Selected excerpt
Liz Gannes and Ina Fried

Recent Posts by Liz Gannes

The Facebook Phone: It’s Finally Real and Its Name Is Buffy

This is the first in a series of posts this week about the Facebook phone.

After years of considering how to best get into the phone business, Facebook has tapped Taiwanese cellphone maker HTC to build a smartphone that has the social network integrated at the core of its being.

Code-named “Buffy,” after the television vampire slayer, the phone is planned to run on a modified version of Android that Facebook has tweaked heavily to deeply integrate its services, as well as to support HTML5 as a platform for applications, according to sources familiar with the project.

Facebook only recently chose HTC, after also considering at least one other potential hardware partner — Korea’s Samsung. That means the products themselves are still a ways from hitting the market, potentially as long as 12 to 18 months.

Although it has changed scope and leadership, Buffy has been an ongoing area of concern at the social networking giant for the past two years. These days, the project is led by Facebook CTO Bret Taylor, several sources said.

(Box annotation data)
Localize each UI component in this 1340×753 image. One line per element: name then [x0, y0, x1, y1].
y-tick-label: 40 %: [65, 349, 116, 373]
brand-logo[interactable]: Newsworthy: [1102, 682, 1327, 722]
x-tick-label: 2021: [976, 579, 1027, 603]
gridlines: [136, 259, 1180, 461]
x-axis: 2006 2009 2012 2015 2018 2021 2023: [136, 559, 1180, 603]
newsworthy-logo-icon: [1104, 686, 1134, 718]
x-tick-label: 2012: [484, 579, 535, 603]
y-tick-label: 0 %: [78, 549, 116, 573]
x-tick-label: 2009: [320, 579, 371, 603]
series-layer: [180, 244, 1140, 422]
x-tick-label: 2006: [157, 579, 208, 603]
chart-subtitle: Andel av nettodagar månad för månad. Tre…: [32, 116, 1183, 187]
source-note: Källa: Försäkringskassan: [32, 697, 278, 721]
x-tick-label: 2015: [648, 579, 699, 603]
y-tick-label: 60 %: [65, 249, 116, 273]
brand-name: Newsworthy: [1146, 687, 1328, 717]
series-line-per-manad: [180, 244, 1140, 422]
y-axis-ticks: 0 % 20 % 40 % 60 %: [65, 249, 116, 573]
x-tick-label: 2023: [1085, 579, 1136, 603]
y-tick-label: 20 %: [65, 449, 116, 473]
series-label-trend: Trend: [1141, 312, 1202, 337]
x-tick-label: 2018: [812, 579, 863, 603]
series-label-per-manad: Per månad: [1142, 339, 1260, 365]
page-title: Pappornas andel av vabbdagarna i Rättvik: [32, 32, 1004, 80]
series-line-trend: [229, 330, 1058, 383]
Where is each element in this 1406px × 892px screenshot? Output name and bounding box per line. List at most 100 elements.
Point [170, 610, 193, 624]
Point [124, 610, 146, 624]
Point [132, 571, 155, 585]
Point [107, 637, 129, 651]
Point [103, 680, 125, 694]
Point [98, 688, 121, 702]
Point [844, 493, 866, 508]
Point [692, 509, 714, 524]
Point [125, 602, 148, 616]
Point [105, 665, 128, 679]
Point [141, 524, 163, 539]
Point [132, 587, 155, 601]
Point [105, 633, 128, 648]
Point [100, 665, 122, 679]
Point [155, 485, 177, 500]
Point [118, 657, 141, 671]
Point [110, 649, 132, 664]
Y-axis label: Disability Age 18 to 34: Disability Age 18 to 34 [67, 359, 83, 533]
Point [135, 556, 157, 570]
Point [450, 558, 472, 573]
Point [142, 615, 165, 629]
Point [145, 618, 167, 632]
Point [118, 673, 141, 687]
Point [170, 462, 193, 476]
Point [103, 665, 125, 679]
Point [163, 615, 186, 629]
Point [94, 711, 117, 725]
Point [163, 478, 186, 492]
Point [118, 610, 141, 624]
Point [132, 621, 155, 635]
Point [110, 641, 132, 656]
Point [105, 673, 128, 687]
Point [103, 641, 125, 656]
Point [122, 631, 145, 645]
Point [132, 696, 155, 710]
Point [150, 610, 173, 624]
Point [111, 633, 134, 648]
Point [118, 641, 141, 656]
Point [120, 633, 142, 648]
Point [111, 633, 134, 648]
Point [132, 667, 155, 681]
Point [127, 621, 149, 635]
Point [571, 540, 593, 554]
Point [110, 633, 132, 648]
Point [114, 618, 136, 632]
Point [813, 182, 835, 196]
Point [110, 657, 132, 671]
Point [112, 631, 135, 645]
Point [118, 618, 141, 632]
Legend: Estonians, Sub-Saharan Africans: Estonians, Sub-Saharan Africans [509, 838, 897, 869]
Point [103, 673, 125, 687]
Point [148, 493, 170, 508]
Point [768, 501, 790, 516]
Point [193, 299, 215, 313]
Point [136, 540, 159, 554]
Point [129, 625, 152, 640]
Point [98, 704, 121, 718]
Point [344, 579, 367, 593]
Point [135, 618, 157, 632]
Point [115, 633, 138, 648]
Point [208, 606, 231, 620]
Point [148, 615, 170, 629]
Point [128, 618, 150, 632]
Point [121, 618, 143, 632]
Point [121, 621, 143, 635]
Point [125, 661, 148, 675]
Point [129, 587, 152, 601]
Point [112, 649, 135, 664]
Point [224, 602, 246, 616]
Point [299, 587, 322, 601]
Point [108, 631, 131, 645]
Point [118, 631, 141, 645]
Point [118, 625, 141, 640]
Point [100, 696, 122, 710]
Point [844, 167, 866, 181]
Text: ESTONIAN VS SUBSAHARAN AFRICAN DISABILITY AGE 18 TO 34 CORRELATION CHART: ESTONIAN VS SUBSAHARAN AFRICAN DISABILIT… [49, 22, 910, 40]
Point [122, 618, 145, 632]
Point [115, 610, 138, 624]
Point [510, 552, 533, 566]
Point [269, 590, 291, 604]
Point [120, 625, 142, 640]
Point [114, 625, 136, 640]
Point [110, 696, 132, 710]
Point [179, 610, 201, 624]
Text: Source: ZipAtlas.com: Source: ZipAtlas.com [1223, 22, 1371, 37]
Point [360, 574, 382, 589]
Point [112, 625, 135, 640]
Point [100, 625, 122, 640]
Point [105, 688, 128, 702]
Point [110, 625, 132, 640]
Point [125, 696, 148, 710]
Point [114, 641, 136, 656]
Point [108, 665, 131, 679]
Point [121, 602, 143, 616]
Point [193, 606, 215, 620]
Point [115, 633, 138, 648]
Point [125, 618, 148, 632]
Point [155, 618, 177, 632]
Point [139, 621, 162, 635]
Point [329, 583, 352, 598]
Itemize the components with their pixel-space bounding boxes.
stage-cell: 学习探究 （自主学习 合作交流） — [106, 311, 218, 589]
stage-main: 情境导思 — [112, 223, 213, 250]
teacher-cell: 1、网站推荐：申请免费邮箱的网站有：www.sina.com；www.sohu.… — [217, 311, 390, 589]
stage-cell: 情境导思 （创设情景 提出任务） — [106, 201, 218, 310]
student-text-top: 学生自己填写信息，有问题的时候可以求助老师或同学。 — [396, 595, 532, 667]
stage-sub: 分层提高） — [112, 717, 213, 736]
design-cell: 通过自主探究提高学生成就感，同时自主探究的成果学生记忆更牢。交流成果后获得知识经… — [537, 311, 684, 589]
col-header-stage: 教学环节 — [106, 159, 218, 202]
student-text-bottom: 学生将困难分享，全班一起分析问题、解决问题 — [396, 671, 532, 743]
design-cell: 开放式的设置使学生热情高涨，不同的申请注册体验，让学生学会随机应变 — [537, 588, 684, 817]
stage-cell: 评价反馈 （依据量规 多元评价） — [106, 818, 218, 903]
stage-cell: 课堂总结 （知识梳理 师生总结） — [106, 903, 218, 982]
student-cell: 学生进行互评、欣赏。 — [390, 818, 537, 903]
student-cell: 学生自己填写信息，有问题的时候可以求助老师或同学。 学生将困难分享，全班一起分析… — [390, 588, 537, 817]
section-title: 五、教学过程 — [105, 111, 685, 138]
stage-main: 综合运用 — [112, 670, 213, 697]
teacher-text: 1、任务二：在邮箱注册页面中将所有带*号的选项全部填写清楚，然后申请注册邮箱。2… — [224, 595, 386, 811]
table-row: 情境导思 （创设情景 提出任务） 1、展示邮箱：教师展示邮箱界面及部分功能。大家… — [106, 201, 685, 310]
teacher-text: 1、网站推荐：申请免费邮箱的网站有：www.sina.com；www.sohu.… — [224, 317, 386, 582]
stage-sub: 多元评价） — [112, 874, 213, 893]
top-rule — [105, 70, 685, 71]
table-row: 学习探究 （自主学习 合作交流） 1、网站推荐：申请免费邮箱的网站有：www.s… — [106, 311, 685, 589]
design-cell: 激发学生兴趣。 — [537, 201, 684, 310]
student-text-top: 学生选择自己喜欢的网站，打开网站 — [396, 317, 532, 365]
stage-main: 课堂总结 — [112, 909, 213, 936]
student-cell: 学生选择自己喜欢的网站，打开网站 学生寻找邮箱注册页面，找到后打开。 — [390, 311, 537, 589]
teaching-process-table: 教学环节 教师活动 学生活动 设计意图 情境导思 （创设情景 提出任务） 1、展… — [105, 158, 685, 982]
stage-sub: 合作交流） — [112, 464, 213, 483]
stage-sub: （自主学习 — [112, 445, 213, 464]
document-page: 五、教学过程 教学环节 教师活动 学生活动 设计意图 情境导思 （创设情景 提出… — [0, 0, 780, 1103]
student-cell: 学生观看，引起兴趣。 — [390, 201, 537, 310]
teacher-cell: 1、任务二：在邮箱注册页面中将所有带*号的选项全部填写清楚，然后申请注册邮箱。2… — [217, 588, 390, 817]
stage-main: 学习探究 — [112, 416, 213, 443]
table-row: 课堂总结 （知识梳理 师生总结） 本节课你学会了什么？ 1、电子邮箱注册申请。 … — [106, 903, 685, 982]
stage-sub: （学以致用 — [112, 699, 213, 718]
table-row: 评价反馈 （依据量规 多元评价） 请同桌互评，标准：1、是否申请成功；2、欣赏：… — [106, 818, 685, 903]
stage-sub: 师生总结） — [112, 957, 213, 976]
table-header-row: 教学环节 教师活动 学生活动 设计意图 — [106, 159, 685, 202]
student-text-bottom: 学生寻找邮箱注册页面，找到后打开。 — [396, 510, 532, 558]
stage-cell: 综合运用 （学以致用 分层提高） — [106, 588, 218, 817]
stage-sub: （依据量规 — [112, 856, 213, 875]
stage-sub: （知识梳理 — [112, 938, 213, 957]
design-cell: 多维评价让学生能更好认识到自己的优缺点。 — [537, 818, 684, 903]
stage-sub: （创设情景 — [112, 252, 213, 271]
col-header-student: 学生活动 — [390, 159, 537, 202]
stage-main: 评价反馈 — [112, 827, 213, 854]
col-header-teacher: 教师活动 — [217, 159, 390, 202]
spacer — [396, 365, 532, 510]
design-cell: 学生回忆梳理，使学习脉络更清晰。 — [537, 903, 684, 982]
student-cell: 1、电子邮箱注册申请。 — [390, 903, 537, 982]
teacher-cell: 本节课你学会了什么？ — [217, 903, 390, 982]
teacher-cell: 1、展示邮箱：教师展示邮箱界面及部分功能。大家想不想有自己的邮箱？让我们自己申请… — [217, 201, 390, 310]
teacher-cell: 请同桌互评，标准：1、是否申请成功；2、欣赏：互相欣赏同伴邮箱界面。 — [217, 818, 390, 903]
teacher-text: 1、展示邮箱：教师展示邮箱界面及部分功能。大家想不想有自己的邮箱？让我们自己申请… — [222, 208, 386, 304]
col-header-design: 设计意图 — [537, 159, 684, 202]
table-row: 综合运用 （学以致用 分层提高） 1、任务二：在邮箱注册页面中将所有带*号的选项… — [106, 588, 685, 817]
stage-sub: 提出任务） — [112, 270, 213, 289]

Prompt 1
Rewrite the paragraph in the Facebook phone article that begins "Facebook only recently chose HTC" as a short bulleted list, keeping its main facts.
Prompt 2
Carry on the Facebook phone article with new text that follows its last sentence.

Right answer 1
- Facebook chose HTC only recently.
- It also considered at least one other possible hardware partner, Korea's Samsung.
- As a result, the products are still some way from reaching the market, possibly 12 to 18 months.

Right answer 2
A spokesman for Facebook declined to comment on Buffy directly, but told AllThingsD:

“Our mobile strategy is simple: We think every mobile device is better if it is deeply social. We’re working across the entire mobile industry; with operators, hardware manufacturers, OS providers, and application developers to bring powerful social experiences to more people around the world.”

HTC also declined to comment.

Mobile is critical to Facebook’s future. And moving directly into the phone business, while fraught with challenges, may well be essential for the company.

Facebook says it has 350 million active mobile users, and relationships with 475 global mobile operators. Although it is one of the most popular applications on nearly every phone for which it is available, the social network generally plays only a supporting role.

In many cases, Facebook is just an app where people can view their friends’ feeds and upload their own photos and status updates. In other cases, Facebook has worked to take things a step further, allowing users to upload photos directly from the picture-taking app, or to integrate Facebook contacts with the phone’s address book.

But the fight for mobile control is only getting more fierce. Google and Apple run the two major smartphone operating systems, giving Facebook little say over its mobile destiny.

Apple has has fought to maintain strict control over payments within its mobile apps, even if those apps run off of Facebook’s platform, and it also made Twitter its social partner. Google is increasingly a direct competitor, as it is working to promote and integrate its own social network, Google+, across all its products.

The Buffy project represents a significant shift for Facebook, which has focused much of its mobile work on light collaborations with hardware makers looking to create more socially-oriented phones. The partnership with HTC is the latest incarnation of the long-running project, whose twists and turns we’ll detail in an upcoming story in this series.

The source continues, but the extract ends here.